Collected data entries
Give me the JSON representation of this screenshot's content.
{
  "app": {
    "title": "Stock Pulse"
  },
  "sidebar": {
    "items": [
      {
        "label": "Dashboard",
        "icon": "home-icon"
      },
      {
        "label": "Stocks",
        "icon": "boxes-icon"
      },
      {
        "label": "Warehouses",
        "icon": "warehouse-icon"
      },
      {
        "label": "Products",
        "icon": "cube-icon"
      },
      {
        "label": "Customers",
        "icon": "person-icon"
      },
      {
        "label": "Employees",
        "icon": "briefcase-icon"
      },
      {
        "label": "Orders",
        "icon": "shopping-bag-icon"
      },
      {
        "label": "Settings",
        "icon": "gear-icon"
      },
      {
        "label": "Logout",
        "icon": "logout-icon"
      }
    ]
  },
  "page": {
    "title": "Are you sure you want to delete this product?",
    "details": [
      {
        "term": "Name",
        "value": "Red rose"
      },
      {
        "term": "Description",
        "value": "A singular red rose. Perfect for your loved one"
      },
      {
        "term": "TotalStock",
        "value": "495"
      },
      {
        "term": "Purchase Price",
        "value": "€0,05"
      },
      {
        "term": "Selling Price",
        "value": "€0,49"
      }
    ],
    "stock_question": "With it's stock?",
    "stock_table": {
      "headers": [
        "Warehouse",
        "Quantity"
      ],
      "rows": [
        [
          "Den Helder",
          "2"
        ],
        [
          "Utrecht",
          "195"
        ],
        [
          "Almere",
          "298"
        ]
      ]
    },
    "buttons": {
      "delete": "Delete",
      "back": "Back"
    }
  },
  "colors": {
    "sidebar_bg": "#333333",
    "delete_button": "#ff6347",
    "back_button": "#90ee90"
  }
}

# Exercise requirements
Please list every line of the records that contains "rose".

# Response
        "value": "Red rose"
        "value": "A singular red rose. Perfect for your loved one"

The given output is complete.